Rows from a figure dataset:
#####
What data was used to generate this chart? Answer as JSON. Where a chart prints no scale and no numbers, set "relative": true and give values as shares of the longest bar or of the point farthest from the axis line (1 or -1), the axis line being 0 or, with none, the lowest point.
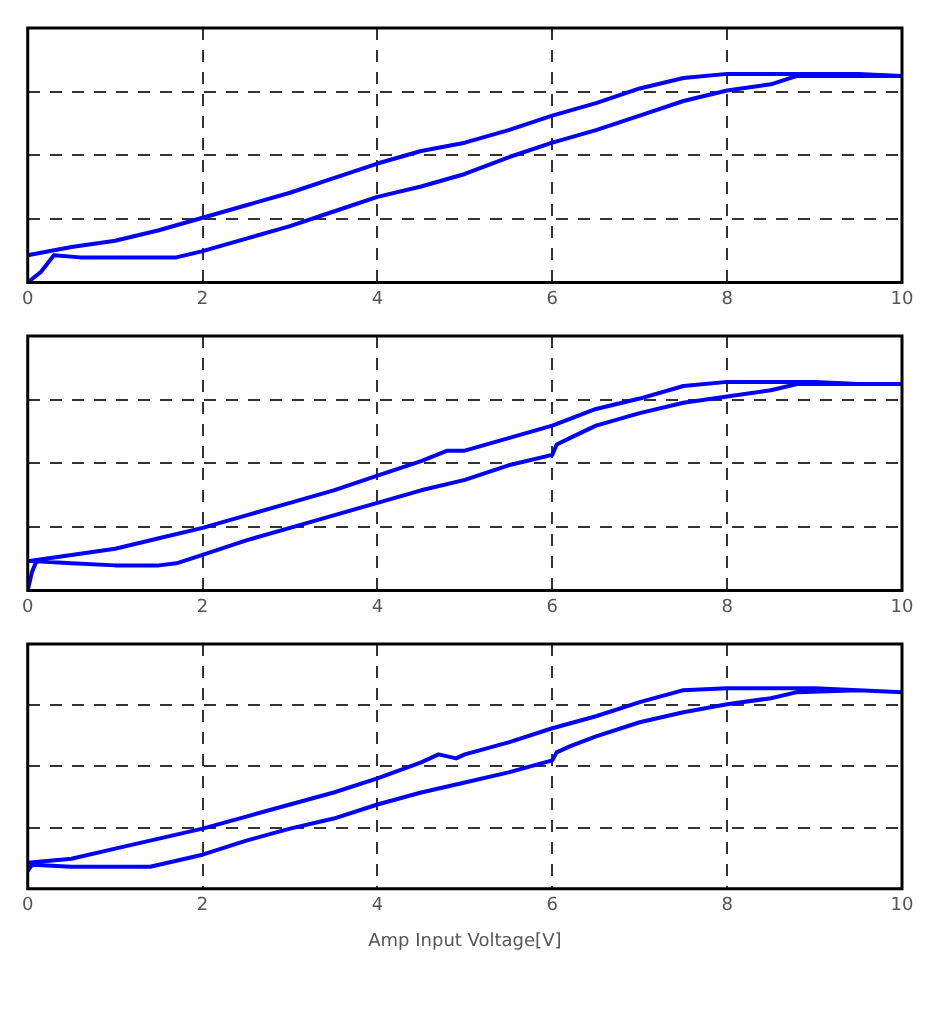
{
  "chart_data": [
    {
      "type": "line",
      "relative": true,
      "xlim": [
        0,
        10
      ],
      "xticks": [
        0,
        2,
        4,
        6,
        8,
        10
      ],
      "grid": true,
      "marker": "none",
      "line_style": "solid",
      "series": [
        {
          "color": "#0000ff",
          "x": [
            0,
            0.15,
            0.3,
            0.6,
            1,
            1.5,
            1.7,
            2,
            2.5,
            3,
            3.5,
            4,
            4.5,
            5,
            5.5,
            6,
            6.5,
            7,
            7.5,
            8,
            8.5,
            8.8,
            9.5,
            10,
            9.5,
            9,
            8.5,
            8,
            7.5,
            7,
            6.5,
            6,
            5.5,
            5,
            4.5,
            4,
            3.5,
            3,
            2.5,
            2,
            1.5,
            1,
            0.5,
            0
          ],
          "values": [
            0,
            0.05,
            0.13,
            0.12,
            0.12,
            0.12,
            0.12,
            0.15,
            0.21,
            0.27,
            0.34,
            0.41,
            0.46,
            0.52,
            0.6,
            0.67,
            0.73,
            0.8,
            0.87,
            0.92,
            0.95,
            0.99,
            0.99,
            0.99,
            1.0,
            1.0,
            1.0,
            1.0,
            0.98,
            0.93,
            0.86,
            0.8,
            0.73,
            0.67,
            0.63,
            0.57,
            0.5,
            0.43,
            0.37,
            0.31,
            0.25,
            0.2,
            0.17,
            0.13
          ]
        }
      ]
    },
    {
      "type": "line",
      "relative": true,
      "xlim": [
        0,
        10
      ],
      "xticks": [
        0,
        2,
        4,
        6,
        8,
        10
      ],
      "grid": true,
      "marker": "none",
      "line_style": "solid",
      "series": [
        {
          "color": "#0000ff",
          "x": [
            0,
            0.05,
            0.1,
            0.5,
            1,
            1.5,
            1.7,
            2,
            2.5,
            3,
            3.5,
            4,
            4.5,
            5,
            5.5,
            6,
            6.05,
            6.2,
            6.5,
            7,
            7.5,
            8,
            8.5,
            8.8,
            9.5,
            10,
            9.5,
            9,
            8.5,
            8,
            7.5,
            7,
            6.5,
            6,
            5.5,
            5,
            4.8,
            4.5,
            4,
            3.5,
            3,
            2.5,
            2,
            1.5,
            1,
            0.5,
            0
          ],
          "values": [
            0,
            0.09,
            0.14,
            0.13,
            0.12,
            0.12,
            0.13,
            0.17,
            0.24,
            0.3,
            0.36,
            0.42,
            0.48,
            0.53,
            0.6,
            0.65,
            0.7,
            0.73,
            0.79,
            0.85,
            0.9,
            0.93,
            0.96,
            0.99,
            0.99,
            0.99,
            0.99,
            1.0,
            1.0,
            1.0,
            0.98,
            0.92,
            0.87,
            0.79,
            0.73,
            0.67,
            0.67,
            0.62,
            0.55,
            0.48,
            0.42,
            0.36,
            0.3,
            0.25,
            0.2,
            0.17,
            0.14
          ]
        }
      ]
    },
    {
      "type": "line",
      "relative": true,
      "xlim": [
        0,
        10
      ],
      "xticks": [
        0,
        2,
        4,
        6,
        8,
        10
      ],
      "grid": true,
      "marker": "none",
      "line_style": "solid",
      "xlabel": "Amp Input Voltage[V]",
      "series": [
        {
          "color": "#0000ff",
          "x": [
            0,
            0.05,
            0.5,
            1,
            1.4,
            1.7,
            2,
            2.5,
            3,
            3.5,
            4,
            4.5,
            5,
            5.5,
            6,
            6.05,
            6.2,
            6.5,
            7,
            7.5,
            8,
            8.5,
            8.8,
            9.5,
            10,
            9.5,
            9,
            8.5,
            8,
            7.5,
            7,
            6.5,
            6,
            5.5,
            5,
            4.9,
            4.7,
            4.5,
            4,
            3.5,
            3,
            2.5,
            2,
            1.5,
            1,
            0.5,
            0
          ],
          "values": [
            0.09,
            0.12,
            0.11,
            0.11,
            0.11,
            0.14,
            0.17,
            0.24,
            0.3,
            0.35,
            0.42,
            0.48,
            0.53,
            0.58,
            0.64,
            0.68,
            0.71,
            0.76,
            0.83,
            0.88,
            0.92,
            0.95,
            0.98,
            0.99,
            0.98,
            0.99,
            1.0,
            1.0,
            1.0,
            0.99,
            0.93,
            0.86,
            0.8,
            0.73,
            0.67,
            0.65,
            0.67,
            0.63,
            0.55,
            0.48,
            0.42,
            0.36,
            0.3,
            0.25,
            0.2,
            0.15,
            0.13
          ]
        }
      ]
    }
  ]
}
#####
Please transcribe the material above exactly as written. Leave the pictures out.

What data was used to generate this chart? Answer as JSON. Where a chart prints no scale and no numbers, set "relative": true and give values as shares of the longest bar or of the point farthest from the axis line (1 or -1), the axis line being 0 or, with none, the lowest point.
{
  "chart_data": [
    {
      "type": "line",
      "relative": true,
      "xlim": [
        0,
        10
      ],
      "xticks": [
        0,
        2,
        4,
        6,
        8,
        10
      ],
      "grid": true,
      "marker": "none",
      "line_style": "solid",
      "series": [
        {
          "color": "#0000ff",
          "x": [
            0,
            0.15,
            0.3,
            0.6,
            1,
            1.5,
            1.7,
            2,
            2.5,
            3,
            3.5,
            4,
            4.5,
            5,
            5.5,
            6,
            6.5,
            7,
            7.5,
            8,
            8.5,
            8.8,
            9.5,
            10,
            9.5,
            9,
            8.5,
            8,
            7.5,
            7,
            6.5,
            6,
            5.5,
            5,
            4.5,
            4,
            3.5,
            3,
            2.5,
            2,
            1.5,
            1,
            0.5,
            0
          ],
          "values": [
            0,
            0.05,
            0.13,
            0.12,
            0.12,
            0.12,
            0.12,
            0.15,
            0.21,
            0.27,
            0.34,
            0.41,
            0.46,
            0.52,
            0.6,
            0.67,
            0.73,
            0.8,
            0.87,
            0.92,
            0.95,
            0.99,
            0.99,
            0.99,
            1.0,
            1.0,
            1.0,
            1.0,
            0.98,
            0.93,
            0.86,
            0.8,
            0.73,
            0.67,
            0.63,
            0.57,
            0.5,
            0.43,
            0.37,
            0.31,
            0.25,
            0.2,
            0.17,
            0.13
          ]
        }
      ]
    },
    {
      "type": "line",
      "relative": true,
      "xlim": [
        0,
        10
      ],
      "xticks": [
        0,
        2,
        4,
        6,
        8,
        10
      ],
      "grid": true,
      "marker": "none",
      "line_style": "solid",
      "series": [
        {
          "color": "#0000ff",
          "x": [
            0,
            0.05,
            0.1,
            0.5,
            1,
            1.5,
            1.7,
            2,
            2.5,
            3,
            3.5,
            4,
            4.5,
            5,
            5.5,
            6,
            6.05,
            6.2,
            6.5,
            7,
            7.5,
            8,
            8.5,
            8.8,
            9.5,
            10,
            9.5,
            9,
            8.5,
            8,
            7.5,
            7,
            6.5,
            6,
            5.5,
            5,
            4.8,
            4.5,
            4,
            3.5,
            3,
            2.5,
            2,
            1.5,
            1,
            0.5,
            0
          ],
          "values": [
            0,
            0.09,
            0.14,
            0.13,
            0.12,
            0.12,
            0.13,
            0.17,
            0.24,
            0.3,
            0.36,
            0.42,
            0.48,
            0.53,
            0.6,
            0.65,
            0.7,
            0.73,
            0.79,
            0.85,
            0.9,
            0.93,
            0.96,
            0.99,
            0.99,
            0.99,
            0.99,
            1.0,
            1.0,
            1.0,
            0.98,
            0.92,
            0.87,
            0.79,
            0.73,
            0.67,
            0.67,
            0.62,
            0.55,
            0.48,
            0.42,
            0.36,
            0.3,
            0.25,
            0.2,
            0.17,
            0.14
          ]
        }
      ]
    },
    {
      "type": "line",
      "relative": true,
      "xlim": [
        0,
        10
      ],
      "xticks": [
        0,
        2,
        4,
        6,
        8,
        10
      ],
      "grid": true,
      "marker": "none",
      "line_style": "solid",
      "xlabel": "Amp Input Voltage[V]",
      "series": [
        {
          "color": "#0000ff",
          "x": [
            0,
            0.05,
            0.5,
            1,
            1.4,
            1.7,
            2,
            2.5,
            3,
            3.5,
            4,
            4.5,
            5,
            5.5,
            6,
            6.05,
            6.2,
            6.5,
            7,
            7.5,
            8,
            8.5,
            8.8,
            9.5,
            10,
            9.5,
            9,
            8.5,
            8,
            7.5,
            7,
            6.5,
            6,
            5.5,
            5,
            4.9,
            4.7,
            4.5,
            4,
            3.5,
            3,
            2.5,
            2,
            1.5,
            1,
            0.5,
            0
          ],
          "values": [
            0.09,
            0.12,
            0.11,
            0.11,
            0.11,
            0.14,
            0.17,
            0.24,
            0.3,
            0.35,
            0.42,
            0.48,
            0.53,
            0.58,
            0.64,
            0.68,
            0.71,
            0.76,
            0.83,
            0.88,
            0.92,
            0.95,
            0.98,
            0.99,
            0.98,
            0.99,
            1.0,
            1.0,
            1.0,
            0.99,
            0.93,
            0.86,
            0.8,
            0.73,
            0.67,
            0.65,
            0.67,
            0.63,
            0.55,
            0.48,
            0.42,
            0.36,
            0.3,
            0.25,
            0.2,
            0.15,
            0.13
          ]
        }
      ]
    }
  ]
}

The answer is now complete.